### TASK BRIEF
Where the data below has the string "inspection", return the whole line.

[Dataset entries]
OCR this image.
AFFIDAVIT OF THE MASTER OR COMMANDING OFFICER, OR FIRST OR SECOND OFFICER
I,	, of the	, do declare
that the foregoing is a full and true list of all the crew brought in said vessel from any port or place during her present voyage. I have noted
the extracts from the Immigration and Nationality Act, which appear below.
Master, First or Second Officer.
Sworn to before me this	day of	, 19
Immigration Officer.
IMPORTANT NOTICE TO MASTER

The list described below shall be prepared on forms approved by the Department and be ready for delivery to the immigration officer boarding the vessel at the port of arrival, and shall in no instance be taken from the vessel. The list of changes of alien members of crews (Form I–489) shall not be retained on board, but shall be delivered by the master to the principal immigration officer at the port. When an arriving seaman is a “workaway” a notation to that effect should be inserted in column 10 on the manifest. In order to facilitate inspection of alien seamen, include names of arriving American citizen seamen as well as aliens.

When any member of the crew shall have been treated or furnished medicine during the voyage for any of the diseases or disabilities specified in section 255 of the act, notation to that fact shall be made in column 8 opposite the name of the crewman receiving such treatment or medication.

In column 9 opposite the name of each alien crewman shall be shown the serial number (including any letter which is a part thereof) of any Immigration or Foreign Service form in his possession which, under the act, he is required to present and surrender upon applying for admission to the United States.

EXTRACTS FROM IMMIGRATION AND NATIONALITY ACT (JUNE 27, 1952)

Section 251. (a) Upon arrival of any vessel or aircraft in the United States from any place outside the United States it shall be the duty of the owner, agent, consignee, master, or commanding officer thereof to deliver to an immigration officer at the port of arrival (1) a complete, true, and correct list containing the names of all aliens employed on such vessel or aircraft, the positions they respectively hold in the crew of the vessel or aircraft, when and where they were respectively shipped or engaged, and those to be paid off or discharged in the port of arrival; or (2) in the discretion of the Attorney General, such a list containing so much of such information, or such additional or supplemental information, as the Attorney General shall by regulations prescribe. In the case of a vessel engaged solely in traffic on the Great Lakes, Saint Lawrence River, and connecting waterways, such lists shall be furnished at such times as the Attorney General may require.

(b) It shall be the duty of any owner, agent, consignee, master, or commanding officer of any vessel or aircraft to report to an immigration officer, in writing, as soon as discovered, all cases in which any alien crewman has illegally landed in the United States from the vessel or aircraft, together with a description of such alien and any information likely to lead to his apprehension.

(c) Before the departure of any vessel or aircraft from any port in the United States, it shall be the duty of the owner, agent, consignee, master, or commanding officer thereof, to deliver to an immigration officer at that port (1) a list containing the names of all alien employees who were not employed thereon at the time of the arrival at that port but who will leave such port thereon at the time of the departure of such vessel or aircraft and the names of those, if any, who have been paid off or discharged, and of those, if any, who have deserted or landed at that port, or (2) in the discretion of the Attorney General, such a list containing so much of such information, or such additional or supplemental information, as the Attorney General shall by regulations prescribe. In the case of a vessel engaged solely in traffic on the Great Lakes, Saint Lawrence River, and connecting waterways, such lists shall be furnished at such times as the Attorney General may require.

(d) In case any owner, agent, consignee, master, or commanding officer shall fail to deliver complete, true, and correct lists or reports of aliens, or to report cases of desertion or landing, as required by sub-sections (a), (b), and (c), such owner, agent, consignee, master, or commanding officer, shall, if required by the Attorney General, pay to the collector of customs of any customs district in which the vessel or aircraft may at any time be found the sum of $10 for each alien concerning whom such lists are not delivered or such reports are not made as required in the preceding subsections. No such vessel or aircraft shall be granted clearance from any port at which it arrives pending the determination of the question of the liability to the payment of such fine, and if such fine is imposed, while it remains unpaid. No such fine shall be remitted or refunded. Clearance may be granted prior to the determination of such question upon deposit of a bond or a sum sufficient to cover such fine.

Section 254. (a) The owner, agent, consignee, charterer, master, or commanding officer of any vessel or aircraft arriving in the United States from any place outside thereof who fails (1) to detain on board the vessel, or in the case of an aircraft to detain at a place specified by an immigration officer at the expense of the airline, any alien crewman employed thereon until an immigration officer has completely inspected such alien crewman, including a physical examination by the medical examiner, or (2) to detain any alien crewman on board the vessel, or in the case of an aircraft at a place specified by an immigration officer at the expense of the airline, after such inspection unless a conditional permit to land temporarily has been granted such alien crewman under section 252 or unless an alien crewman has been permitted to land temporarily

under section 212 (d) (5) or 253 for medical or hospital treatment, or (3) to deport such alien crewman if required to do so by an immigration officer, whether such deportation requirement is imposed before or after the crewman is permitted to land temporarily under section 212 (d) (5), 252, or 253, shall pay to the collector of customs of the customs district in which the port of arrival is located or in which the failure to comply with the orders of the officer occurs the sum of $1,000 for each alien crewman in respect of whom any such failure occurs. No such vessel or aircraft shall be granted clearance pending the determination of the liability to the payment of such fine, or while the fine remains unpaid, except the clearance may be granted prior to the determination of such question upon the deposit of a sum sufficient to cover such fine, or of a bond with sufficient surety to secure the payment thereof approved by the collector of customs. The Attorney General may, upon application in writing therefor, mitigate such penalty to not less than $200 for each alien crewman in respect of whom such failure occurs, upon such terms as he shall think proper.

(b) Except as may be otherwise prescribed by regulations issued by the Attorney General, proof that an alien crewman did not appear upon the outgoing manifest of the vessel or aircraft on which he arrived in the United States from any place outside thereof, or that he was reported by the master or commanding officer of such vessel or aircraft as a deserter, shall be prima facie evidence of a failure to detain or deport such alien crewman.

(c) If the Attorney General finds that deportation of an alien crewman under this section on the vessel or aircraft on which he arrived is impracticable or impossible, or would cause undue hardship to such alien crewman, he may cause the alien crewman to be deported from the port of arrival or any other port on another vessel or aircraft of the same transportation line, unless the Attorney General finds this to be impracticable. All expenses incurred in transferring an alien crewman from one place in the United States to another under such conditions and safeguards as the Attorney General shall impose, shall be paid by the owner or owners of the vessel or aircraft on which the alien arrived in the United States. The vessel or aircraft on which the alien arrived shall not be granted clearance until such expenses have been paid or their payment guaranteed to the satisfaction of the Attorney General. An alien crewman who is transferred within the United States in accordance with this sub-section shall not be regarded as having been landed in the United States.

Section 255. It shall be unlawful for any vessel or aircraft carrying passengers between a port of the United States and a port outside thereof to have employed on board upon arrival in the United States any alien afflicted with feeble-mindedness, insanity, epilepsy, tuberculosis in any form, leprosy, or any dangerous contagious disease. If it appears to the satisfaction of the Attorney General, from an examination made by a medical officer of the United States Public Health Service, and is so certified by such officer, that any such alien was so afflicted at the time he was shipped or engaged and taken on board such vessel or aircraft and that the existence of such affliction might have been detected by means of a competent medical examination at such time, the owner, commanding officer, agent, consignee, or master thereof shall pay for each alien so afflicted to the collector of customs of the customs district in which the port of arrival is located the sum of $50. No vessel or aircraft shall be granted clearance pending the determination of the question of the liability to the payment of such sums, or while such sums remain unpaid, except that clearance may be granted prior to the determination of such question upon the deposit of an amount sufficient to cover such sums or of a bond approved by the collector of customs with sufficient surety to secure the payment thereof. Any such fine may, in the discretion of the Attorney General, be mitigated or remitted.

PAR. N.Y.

### ANSWER TO THE EXERCISE
The list described below shall be prepared on forms approved by the Department and be ready for delivery to the immigration officer boarding the vessel at the port of arrival, and shall in no instance be taken from the vessel. The list of changes of alien members of crews (Form I–489) shall not be retained on board, but shall be delivered by the master to the principal immigration officer at the port. When an arriving seaman is a “workaway” a notation to that effect should be inserted in column 10 on the manifest. In order to facilitate inspection of alien seamen, include names of arriving American citizen seamen as well as aliens.
Section 254. (a) The owner, agent, consignee, charterer, master, or commanding officer of any vessel or aircraft arriving in the United States from any place outside thereof who fails (1) to detain on board the vessel, or in the case of an aircraft to detain at a place specified by an immigration officer at the expense of the airline, any alien crewman employed thereon until an immigration officer has completely inspected such alien crewman, including a physical examination by the medical examiner, or (2) to detain any alien crewman on board the vessel, or in the case of an aircraft at a place specified by an immigration officer at the expense of the airline, after such inspection unless a conditional permit to land temporarily has been granted such alien crewman under section 252 or unless an alien crewman has been permitted to land temporarily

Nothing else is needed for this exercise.